Goal of the exercise => Pull each line containing "McCormick" out of the data and copy it.

Data shown =>

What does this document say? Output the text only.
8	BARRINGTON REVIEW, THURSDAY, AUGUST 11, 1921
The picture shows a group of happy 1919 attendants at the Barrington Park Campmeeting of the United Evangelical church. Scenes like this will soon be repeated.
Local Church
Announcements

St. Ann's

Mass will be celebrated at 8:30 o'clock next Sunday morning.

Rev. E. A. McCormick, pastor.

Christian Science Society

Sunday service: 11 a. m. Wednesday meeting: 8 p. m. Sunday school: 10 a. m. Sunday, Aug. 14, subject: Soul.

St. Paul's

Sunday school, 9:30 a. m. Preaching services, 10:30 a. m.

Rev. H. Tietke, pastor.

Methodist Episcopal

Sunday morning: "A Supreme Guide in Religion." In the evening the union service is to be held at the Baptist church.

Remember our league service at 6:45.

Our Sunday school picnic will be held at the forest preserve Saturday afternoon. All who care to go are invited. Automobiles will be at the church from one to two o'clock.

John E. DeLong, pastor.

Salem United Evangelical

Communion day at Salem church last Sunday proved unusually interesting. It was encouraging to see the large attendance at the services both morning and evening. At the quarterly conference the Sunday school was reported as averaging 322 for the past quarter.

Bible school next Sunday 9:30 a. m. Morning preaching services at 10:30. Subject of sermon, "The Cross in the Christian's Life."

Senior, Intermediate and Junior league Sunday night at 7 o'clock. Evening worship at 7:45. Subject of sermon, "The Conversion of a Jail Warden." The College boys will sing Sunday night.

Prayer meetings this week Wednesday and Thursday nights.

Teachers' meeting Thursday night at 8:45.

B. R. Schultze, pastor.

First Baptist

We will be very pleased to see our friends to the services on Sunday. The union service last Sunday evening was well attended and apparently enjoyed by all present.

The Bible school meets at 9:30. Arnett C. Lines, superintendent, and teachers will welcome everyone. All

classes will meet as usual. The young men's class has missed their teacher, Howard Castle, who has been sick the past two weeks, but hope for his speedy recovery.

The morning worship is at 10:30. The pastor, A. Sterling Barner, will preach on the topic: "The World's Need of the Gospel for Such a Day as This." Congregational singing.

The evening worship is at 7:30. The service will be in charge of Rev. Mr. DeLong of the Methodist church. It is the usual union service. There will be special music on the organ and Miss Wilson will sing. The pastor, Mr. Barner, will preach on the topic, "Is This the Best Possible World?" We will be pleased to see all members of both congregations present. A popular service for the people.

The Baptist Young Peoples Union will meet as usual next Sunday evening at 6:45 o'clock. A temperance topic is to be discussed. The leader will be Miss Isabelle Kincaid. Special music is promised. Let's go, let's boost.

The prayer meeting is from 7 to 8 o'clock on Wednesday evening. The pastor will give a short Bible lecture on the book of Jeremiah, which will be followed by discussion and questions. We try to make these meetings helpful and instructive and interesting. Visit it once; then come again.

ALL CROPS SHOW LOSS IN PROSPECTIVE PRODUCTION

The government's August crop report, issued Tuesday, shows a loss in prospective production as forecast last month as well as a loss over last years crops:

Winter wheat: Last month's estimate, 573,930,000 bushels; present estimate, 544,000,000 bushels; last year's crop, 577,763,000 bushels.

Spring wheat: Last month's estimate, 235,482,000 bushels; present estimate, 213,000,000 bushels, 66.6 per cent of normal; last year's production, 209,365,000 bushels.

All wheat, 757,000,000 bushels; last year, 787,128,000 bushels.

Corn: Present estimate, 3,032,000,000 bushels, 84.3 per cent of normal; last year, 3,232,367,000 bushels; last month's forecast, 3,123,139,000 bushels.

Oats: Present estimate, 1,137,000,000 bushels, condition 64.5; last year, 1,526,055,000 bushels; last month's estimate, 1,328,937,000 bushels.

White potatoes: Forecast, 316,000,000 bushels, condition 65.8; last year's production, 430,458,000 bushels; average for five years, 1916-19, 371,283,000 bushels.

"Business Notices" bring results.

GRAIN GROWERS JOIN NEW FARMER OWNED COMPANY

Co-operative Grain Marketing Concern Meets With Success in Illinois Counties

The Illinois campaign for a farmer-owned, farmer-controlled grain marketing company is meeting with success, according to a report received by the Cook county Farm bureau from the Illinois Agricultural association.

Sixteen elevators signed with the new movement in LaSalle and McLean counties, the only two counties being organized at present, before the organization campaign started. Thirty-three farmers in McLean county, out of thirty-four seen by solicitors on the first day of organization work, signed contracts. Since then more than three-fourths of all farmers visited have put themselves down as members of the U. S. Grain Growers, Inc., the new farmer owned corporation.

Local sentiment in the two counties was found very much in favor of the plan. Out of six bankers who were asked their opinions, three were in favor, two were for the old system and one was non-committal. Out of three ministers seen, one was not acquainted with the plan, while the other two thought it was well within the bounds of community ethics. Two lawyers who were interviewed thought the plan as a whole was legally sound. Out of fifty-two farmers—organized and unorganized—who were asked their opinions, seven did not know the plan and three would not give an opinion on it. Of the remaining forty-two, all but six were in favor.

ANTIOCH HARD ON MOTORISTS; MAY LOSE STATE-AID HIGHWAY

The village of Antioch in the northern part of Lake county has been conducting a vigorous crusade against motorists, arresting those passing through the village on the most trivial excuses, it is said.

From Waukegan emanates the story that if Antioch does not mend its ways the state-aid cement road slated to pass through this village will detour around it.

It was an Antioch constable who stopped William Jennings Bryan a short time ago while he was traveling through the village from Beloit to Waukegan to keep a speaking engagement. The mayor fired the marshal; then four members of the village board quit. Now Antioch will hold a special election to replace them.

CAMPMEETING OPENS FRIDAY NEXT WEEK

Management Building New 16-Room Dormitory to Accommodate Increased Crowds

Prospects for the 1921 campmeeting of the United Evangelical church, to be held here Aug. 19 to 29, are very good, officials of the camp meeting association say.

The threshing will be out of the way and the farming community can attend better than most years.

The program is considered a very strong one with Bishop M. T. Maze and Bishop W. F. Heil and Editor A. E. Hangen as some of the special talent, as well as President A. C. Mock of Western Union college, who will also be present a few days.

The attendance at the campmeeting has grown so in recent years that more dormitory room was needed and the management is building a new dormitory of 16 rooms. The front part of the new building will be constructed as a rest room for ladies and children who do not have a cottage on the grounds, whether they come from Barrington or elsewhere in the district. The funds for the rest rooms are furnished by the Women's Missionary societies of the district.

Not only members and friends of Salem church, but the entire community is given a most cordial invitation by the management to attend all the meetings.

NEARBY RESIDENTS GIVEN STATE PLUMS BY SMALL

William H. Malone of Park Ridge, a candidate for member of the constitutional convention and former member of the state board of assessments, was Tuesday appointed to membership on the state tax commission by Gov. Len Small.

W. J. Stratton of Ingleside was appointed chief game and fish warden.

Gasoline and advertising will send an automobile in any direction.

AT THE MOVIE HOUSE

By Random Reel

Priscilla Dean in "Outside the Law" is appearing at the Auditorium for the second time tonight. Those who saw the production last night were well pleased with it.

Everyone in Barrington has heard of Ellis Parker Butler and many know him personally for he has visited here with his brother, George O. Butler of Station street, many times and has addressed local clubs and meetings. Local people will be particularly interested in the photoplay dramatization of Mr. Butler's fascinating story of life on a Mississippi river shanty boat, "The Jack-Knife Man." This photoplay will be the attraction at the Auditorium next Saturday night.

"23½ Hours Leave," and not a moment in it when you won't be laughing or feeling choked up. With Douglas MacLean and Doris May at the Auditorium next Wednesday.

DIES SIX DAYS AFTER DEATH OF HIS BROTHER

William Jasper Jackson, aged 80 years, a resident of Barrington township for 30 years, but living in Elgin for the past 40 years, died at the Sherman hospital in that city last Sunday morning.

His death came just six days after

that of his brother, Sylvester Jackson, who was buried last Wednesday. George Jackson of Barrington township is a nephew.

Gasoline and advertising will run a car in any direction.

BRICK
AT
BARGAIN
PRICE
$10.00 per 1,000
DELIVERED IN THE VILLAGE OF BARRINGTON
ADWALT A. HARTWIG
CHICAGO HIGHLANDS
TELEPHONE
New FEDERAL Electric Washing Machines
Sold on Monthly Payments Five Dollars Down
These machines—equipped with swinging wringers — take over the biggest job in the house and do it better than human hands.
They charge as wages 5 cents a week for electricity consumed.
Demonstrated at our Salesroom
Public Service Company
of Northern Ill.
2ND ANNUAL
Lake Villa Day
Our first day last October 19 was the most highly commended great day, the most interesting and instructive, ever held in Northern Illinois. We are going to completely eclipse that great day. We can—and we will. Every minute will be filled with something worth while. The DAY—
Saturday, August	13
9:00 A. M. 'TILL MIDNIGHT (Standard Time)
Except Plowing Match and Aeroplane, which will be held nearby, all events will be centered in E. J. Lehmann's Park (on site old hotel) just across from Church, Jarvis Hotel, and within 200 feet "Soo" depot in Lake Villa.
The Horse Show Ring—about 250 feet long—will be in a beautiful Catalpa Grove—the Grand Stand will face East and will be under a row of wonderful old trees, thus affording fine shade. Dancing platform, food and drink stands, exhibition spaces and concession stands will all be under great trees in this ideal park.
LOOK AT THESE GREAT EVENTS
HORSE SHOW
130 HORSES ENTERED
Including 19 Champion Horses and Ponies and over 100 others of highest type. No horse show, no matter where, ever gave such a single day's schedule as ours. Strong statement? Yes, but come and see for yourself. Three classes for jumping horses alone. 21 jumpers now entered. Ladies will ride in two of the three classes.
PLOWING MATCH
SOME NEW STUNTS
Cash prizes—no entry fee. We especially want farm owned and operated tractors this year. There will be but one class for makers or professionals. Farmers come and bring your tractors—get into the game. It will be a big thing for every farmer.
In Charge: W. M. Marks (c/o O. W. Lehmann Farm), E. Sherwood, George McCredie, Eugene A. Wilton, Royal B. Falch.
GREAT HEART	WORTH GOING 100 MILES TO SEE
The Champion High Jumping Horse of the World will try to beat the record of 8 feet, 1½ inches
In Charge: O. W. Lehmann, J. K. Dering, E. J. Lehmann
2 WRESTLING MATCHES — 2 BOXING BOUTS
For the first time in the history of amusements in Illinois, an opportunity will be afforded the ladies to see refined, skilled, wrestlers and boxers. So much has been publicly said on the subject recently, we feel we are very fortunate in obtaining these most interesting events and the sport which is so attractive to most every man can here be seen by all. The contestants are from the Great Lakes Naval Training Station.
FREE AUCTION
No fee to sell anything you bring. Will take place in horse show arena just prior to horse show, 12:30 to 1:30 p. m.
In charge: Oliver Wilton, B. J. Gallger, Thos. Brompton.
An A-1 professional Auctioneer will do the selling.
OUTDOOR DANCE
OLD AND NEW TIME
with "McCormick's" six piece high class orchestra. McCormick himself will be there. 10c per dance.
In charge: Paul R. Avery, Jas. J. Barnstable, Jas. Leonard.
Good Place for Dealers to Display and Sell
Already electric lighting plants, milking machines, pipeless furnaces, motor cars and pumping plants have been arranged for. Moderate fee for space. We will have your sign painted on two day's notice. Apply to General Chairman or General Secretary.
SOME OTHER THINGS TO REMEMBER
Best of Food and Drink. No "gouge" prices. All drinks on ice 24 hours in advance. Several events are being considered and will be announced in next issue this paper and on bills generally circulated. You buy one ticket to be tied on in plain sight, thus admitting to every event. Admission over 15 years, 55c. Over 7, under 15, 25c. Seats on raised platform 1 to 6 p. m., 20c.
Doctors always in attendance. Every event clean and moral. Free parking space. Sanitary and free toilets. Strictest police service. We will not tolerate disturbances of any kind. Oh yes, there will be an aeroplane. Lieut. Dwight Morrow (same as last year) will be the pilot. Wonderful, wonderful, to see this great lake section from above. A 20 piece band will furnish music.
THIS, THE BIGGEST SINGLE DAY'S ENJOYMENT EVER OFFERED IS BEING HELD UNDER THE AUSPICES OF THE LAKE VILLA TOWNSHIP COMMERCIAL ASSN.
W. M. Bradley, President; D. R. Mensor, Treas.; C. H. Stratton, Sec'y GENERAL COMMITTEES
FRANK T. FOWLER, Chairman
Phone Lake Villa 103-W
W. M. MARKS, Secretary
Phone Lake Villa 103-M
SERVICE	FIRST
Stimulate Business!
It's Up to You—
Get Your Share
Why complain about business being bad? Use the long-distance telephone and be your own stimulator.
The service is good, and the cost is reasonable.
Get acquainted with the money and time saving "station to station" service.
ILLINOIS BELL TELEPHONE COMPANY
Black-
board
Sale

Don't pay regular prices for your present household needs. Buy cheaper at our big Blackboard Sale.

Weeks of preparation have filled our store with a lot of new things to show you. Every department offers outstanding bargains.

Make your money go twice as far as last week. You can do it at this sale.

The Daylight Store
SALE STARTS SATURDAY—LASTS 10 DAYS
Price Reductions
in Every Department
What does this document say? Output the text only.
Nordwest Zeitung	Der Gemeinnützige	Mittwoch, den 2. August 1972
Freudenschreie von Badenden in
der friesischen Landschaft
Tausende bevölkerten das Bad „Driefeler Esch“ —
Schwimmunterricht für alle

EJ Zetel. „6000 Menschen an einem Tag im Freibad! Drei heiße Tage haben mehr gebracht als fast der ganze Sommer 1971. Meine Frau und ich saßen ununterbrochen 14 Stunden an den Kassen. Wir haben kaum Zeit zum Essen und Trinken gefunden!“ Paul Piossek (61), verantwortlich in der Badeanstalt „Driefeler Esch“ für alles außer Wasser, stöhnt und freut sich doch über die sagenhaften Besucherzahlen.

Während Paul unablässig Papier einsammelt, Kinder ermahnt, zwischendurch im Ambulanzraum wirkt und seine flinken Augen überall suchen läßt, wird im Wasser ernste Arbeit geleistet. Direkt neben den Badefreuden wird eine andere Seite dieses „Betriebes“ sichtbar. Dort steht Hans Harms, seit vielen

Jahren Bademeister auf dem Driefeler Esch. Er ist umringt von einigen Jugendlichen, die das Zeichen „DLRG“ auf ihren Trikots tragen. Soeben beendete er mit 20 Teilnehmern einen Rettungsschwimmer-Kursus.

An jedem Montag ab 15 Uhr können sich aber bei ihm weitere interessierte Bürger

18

Final result =>
Rev. E. A. McCormick, pastor.
with "McCormick's" six piece high class orchestra. McCormick himself will be there. 10c per dance.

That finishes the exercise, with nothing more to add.